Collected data
- - - -

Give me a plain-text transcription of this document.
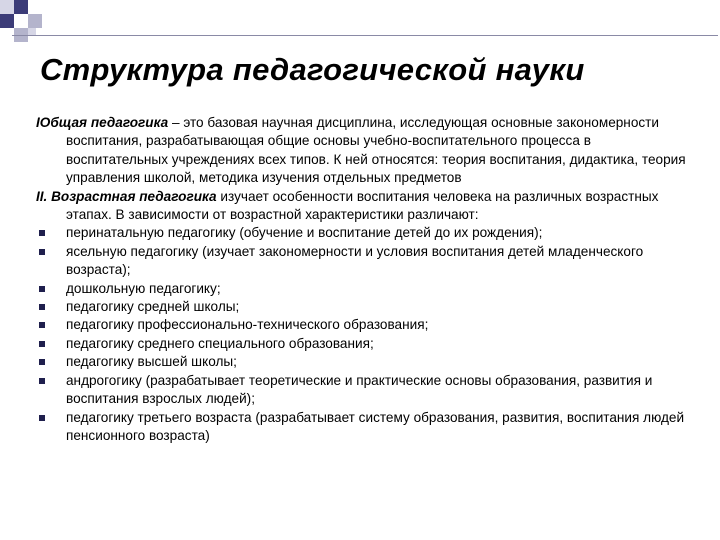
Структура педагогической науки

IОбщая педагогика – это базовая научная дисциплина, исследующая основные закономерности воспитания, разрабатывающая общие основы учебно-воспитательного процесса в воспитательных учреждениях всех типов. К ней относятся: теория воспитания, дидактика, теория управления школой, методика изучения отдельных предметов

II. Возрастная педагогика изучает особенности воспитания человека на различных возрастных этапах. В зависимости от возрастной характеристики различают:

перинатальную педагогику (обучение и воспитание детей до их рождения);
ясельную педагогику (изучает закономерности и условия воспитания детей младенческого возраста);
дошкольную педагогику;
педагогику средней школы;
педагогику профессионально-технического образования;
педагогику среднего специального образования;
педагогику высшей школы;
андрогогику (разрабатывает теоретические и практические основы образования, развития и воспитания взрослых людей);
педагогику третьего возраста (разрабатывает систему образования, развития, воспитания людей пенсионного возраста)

- - - -

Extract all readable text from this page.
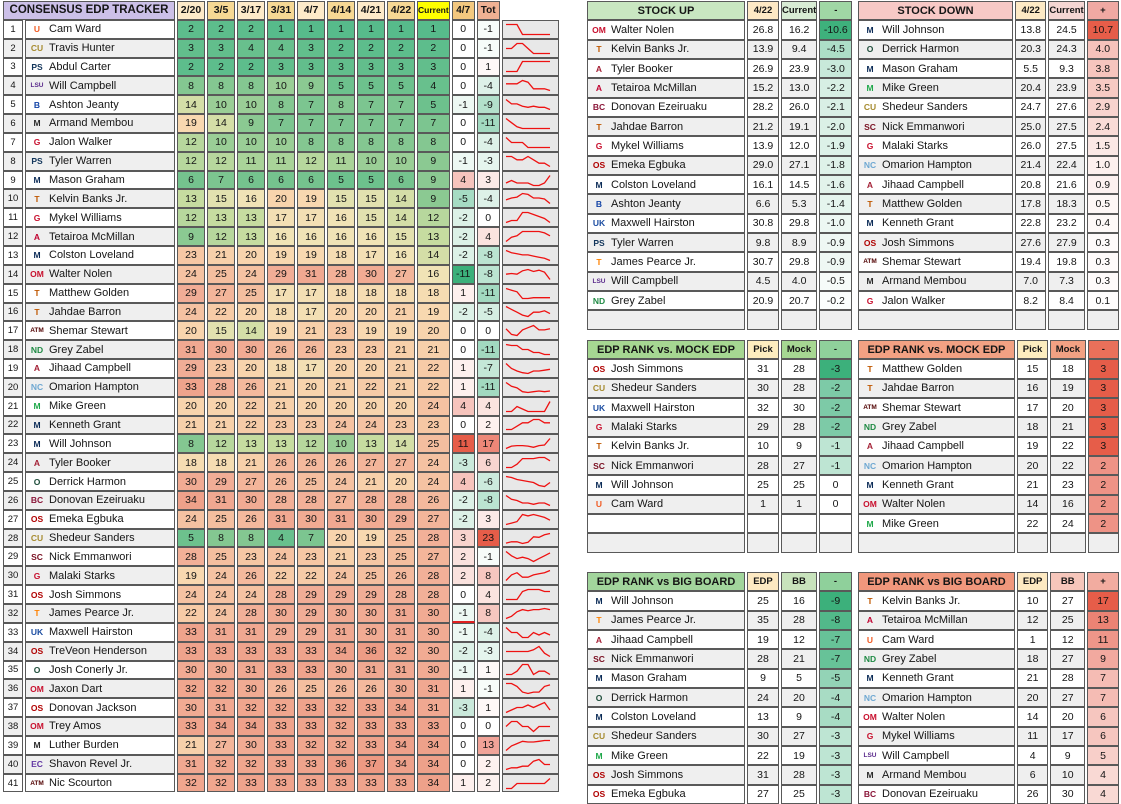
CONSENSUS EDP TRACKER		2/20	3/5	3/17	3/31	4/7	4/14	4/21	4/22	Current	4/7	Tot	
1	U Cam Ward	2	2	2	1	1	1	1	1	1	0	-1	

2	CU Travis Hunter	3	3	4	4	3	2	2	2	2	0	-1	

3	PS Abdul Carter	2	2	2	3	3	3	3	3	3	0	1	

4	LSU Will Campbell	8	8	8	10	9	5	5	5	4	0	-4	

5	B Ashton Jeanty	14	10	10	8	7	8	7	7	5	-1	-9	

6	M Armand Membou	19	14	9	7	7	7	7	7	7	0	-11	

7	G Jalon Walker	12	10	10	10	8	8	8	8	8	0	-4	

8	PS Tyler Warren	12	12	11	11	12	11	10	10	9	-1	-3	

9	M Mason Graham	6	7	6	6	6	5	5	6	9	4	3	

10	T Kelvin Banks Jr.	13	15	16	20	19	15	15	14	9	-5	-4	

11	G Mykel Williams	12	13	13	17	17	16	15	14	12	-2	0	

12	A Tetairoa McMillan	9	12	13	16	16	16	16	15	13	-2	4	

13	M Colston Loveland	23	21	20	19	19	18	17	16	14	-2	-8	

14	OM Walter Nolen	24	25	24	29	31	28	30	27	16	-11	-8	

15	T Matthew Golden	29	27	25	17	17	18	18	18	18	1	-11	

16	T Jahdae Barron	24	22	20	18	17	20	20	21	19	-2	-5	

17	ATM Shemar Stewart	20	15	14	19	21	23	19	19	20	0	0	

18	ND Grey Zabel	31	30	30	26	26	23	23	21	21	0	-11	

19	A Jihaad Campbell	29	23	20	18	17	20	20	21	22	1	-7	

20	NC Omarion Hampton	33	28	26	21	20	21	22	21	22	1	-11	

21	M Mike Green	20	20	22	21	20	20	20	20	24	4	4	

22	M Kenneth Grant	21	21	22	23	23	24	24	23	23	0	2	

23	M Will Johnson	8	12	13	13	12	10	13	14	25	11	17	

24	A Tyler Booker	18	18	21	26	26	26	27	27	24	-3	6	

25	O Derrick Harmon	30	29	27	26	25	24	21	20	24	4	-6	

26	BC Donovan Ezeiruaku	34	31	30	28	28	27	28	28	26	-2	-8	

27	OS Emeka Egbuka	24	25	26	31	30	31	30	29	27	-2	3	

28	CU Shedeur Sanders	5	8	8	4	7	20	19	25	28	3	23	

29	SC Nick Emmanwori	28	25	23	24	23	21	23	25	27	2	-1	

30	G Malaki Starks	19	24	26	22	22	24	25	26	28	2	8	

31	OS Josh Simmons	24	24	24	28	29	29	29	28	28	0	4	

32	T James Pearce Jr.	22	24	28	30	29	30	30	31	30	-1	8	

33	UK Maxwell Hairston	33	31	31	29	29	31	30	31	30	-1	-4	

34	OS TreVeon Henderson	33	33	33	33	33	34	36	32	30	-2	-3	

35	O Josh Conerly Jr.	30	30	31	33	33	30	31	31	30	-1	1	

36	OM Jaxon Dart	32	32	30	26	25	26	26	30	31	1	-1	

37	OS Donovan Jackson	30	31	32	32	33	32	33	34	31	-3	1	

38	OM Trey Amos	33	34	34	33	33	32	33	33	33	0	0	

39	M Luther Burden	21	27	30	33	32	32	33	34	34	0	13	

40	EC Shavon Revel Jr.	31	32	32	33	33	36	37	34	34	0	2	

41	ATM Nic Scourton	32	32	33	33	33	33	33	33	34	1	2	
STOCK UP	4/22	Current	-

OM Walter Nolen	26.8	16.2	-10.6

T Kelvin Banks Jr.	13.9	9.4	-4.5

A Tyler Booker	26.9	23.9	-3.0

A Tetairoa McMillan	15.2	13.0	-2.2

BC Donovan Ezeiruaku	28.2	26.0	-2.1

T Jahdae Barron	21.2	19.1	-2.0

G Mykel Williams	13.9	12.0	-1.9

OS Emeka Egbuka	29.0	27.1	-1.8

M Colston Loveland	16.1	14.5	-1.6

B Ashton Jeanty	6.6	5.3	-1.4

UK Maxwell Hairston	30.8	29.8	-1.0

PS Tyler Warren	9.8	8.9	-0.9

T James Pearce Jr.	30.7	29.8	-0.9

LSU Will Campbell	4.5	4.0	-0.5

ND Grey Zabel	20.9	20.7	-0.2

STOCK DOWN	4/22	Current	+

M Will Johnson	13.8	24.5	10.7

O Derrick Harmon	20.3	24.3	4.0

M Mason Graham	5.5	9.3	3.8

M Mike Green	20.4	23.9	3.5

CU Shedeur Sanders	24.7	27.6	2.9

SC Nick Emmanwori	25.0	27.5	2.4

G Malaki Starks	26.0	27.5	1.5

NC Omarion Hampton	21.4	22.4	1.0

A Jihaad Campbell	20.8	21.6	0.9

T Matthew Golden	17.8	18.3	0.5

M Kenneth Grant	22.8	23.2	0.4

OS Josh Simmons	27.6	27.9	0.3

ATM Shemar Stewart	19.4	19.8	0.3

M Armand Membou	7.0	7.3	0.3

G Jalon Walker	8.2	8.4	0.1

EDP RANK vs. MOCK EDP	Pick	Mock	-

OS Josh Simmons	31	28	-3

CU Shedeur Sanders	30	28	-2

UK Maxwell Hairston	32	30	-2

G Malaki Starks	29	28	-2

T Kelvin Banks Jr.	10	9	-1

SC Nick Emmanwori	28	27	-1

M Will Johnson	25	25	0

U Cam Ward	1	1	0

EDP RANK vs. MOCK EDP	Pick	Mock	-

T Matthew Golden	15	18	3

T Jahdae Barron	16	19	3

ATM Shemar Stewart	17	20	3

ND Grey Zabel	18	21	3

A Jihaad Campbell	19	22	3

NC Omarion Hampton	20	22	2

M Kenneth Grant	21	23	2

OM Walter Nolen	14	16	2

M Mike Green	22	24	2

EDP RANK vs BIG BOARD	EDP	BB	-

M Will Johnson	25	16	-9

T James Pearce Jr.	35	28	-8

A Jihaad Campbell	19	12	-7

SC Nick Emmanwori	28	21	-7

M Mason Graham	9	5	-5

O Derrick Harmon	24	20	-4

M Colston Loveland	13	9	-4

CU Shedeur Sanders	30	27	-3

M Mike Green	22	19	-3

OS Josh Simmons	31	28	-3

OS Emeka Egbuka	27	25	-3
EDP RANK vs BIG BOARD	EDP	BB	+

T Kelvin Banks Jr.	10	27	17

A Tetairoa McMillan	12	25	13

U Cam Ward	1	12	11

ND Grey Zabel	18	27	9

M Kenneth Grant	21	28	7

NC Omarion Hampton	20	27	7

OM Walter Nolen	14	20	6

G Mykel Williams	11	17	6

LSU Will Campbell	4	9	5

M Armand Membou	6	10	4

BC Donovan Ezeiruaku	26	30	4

- - - -

Aim:
Every line of the records that includes the word "Omarion" should be gathered.

Task output:
20	NC Omarion Hampton	33	28	26	21	20	21	22	21	22	1	-11	
NC Omarion Hampton	21.4	22.4	1.0
NC Omarion Hampton	20	22	2
NC Omarion Hampton	20	27	7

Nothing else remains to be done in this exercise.